[START RECORDED INFORMATION]

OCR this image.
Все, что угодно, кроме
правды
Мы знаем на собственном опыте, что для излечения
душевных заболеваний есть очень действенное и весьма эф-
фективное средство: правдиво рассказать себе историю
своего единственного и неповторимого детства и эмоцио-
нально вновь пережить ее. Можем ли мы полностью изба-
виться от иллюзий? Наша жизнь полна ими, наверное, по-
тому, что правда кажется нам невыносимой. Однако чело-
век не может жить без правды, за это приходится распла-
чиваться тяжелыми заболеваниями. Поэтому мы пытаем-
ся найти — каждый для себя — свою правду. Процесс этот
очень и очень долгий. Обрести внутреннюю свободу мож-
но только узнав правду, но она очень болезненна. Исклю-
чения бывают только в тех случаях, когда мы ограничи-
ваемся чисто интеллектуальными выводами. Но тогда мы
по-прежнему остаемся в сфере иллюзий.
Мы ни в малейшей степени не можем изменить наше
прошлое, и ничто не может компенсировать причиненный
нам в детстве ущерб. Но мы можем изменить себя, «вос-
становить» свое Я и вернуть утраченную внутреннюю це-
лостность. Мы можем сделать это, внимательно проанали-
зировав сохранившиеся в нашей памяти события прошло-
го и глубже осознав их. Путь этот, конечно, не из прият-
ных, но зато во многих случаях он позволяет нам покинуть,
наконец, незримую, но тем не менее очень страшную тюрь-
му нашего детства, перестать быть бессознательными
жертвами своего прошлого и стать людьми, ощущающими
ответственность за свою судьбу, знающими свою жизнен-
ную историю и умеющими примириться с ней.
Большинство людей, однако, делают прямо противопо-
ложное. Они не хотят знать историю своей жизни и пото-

[END RECORDED INFORMATION]

• **PROBLEM REQUIREMENTS**
Every entry needs to be retyped exactly.

• **WRITTEN RESPONSE**
OCR this image.
Все, что угодно, кроме
правды
Мы знаем на собственном опыте, что для излечения
душевных заболеваний есть очень действенное и весьма эф-
фективное средство: правдиво рассказать себе историю
своего единственного и неповторимого детства и эмоцио-
нально вновь пережить ее. Можем ли мы полностью изба-
виться от иллюзий? Наша жизнь полна ими, наверное, по-
тому, что правда кажется нам невыносимой. Однако чело-
век не может жить без правды, за это приходится распла-
чиваться тяжелыми заболеваниями. Поэтому мы пытаем-
ся найти — каждый для себя — свою правду. Процесс этот
очень и очень долгий. Обрести внутреннюю свободу мож-
но только узнав правду, но она очень болезненна. Исклю-
чения бывают только в тех случаях, когда мы ограничи-
ваемся чисто интеллектуальными выводами. Но тогда мы
по-прежнему остаемся в сфере иллюзий.
Мы ни в малейшей степени не можем изменить наше
прошлое, и ничто не может компенсировать причиненный
нам в детстве ущерб. Но мы можем изменить себя, «вос-
становить» свое Я и вернуть утраченную внутреннюю це-
лостность. Мы можем сделать это, внимательно проанали-
зировав сохранившиеся в нашей памяти события прошло-
го и глубже осознав их. Путь этот, конечно, не из прият-
ных, но зато во многих случаях он позволяет нам покинуть,
наконец, незримую, но тем не менее очень страшную тюрь-
му нашего детства, перестать быть бессознательными
жертвами своего прошлого и стать людьми, ощущающими
ответственность за свою судьбу, знающими свою жизнен-
ную историю и умеющими примириться с ней.
Большинство людей, однако, делают прямо противопо-
ложное. Они не хотят знать историю своей жизни и пото-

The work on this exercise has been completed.